======== Listed entries
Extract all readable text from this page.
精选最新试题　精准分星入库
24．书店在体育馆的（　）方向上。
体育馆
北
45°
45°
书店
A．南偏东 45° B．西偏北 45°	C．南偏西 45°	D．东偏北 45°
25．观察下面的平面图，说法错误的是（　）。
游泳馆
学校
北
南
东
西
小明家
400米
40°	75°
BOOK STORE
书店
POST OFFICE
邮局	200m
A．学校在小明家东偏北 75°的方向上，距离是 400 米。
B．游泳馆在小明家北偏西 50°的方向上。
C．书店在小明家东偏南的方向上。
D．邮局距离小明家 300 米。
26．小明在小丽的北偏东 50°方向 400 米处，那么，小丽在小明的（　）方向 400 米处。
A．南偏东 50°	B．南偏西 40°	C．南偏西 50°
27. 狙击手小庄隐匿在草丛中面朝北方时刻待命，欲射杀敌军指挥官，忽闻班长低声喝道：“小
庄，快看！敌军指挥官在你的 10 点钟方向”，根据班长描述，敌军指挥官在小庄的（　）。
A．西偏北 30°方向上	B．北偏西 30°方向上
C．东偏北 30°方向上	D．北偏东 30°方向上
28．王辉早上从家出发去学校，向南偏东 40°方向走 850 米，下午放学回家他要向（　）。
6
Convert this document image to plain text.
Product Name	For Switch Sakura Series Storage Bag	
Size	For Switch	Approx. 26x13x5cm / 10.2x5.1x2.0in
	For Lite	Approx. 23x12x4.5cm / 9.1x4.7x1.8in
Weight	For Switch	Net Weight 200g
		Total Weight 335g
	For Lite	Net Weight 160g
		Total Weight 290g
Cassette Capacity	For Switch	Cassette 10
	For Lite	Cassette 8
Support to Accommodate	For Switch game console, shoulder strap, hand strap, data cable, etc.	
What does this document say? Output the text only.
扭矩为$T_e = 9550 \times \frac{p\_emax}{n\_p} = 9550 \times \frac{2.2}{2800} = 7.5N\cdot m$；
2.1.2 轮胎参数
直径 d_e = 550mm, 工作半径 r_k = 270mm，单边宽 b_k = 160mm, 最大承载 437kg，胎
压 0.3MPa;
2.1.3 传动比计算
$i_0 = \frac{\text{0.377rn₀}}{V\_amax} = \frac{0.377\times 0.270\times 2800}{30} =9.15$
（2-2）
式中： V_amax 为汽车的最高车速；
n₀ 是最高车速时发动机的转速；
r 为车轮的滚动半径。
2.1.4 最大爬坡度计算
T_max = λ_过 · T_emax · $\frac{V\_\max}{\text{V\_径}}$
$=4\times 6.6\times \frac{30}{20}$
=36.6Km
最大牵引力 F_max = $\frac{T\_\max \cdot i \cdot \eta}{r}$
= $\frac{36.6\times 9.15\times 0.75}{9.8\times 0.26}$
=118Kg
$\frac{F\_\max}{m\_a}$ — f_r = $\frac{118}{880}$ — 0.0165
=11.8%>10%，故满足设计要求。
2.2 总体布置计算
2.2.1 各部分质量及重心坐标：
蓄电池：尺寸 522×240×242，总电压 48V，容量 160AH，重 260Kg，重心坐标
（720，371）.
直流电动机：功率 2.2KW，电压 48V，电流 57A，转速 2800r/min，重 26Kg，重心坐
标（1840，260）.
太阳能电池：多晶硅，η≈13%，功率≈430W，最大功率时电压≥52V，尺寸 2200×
================
State the number of lines in the records that contain the string "Lite", and nothing more.

3